----- RECORDS PROVIDED
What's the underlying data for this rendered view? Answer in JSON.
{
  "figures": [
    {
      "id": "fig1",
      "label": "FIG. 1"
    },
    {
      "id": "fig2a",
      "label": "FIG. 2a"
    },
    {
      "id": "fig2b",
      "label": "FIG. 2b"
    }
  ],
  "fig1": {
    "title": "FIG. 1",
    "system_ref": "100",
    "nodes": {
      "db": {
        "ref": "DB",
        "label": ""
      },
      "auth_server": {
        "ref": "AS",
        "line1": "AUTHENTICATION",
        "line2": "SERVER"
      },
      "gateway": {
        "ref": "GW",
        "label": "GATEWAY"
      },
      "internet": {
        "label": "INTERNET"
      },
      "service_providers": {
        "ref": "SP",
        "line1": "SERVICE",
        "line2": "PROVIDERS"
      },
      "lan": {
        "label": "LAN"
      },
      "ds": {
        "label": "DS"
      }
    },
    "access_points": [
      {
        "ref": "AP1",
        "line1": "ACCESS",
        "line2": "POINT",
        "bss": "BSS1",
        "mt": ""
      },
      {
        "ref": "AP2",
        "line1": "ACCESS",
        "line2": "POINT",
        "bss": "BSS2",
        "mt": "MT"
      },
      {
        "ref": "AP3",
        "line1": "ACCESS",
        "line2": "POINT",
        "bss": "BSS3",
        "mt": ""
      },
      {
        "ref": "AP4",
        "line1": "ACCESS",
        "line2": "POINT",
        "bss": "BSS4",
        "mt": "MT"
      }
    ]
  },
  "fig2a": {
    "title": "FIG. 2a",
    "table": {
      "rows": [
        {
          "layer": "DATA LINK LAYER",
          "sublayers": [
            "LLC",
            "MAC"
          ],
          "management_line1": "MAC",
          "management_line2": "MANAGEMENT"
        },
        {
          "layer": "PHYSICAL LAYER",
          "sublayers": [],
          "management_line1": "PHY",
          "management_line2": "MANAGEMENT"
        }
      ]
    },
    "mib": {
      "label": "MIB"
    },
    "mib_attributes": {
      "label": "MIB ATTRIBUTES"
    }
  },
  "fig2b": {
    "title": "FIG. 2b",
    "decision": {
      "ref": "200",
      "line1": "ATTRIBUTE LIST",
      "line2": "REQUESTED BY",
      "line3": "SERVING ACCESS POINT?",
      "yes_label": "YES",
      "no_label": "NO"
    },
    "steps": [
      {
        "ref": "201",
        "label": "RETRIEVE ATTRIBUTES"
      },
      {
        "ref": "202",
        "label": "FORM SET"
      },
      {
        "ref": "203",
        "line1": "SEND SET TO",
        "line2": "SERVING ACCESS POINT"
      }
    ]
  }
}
----------
■ DIRECTIVE
Quote the whole listing above, leaving nothing out.

■ COMPLETED EXERCISE
What's the underlying data for this rendered view? Answer in JSON.
{
  "figures": [
    {
      "id": "fig1",
      "label": "FIG. 1"
    },
    {
      "id": "fig2a",
      "label": "FIG. 2a"
    },
    {
      "id": "fig2b",
      "label": "FIG. 2b"
    }
  ],
  "fig1": {
    "title": "FIG. 1",
    "system_ref": "100",
    "nodes": {
      "db": {
        "ref": "DB",
        "label": ""
      },
      "auth_server": {
        "ref": "AS",
        "line1": "AUTHENTICATION",
        "line2": "SERVER"
      },
      "gateway": {
        "ref": "GW",
        "label": "GATEWAY"
      },
      "internet": {
        "label": "INTERNET"
      },
      "service_providers": {
        "ref": "SP",
        "line1": "SERVICE",
        "line2": "PROVIDERS"
      },
      "lan": {
        "label": "LAN"
      },
      "ds": {
        "label": "DS"
      }
    },
    "access_points": [
      {
        "ref": "AP1",
        "line1": "ACCESS",
        "line2": "POINT",
        "bss": "BSS1",
        "mt": ""
      },
      {
        "ref": "AP2",
        "line1": "ACCESS",
        "line2": "POINT",
        "bss": "BSS2",
        "mt": "MT"
      },
      {
        "ref": "AP3",
        "line1": "ACCESS",
        "line2": "POINT",
        "bss": "BSS3",
        "mt": ""
      },
      {
        "ref": "AP4",
        "line1": "ACCESS",
        "line2": "POINT",
        "bss": "BSS4",
        "mt": "MT"
      }
    ]
  },
  "fig2a": {
    "title": "FIG. 2a",
    "table": {
      "rows": [
        {
          "layer": "DATA LINK LAYER",
          "sublayers": [
            "LLC",
            "MAC"
          ],
          "management_line1": "MAC",
          "management_line2": "MANAGEMENT"
        },
        {
          "layer": "PHYSICAL LAYER",
          "sublayers": [],
          "management_line1": "PHY",
          "management_line2": "MANAGEMENT"
        }
      ]
    },
    "mib": {
      "label": "MIB"
    },
    "mib_attributes": {
      "label": "MIB ATTRIBUTES"
    }
  },
  "fig2b": {
    "title": "FIG. 2b",
    "decision": {
      "ref": "200",
      "line1": "ATTRIBUTE LIST",
      "line2": "REQUESTED BY",
      "line3": "SERVING ACCESS POINT?",
      "yes_label": "YES",
      "no_label": "NO"
    },
    "steps": [
      {
        "ref": "201",
        "label": "RETRIEVE ATTRIBUTES"
      },
      {
        "ref": "202",
        "label": "FORM SET"
      },
      {
        "ref": "203",
        "line1": "SEND SET TO",
        "line2": "SERVING ACCESS POINT"
      }
    ]
  }
}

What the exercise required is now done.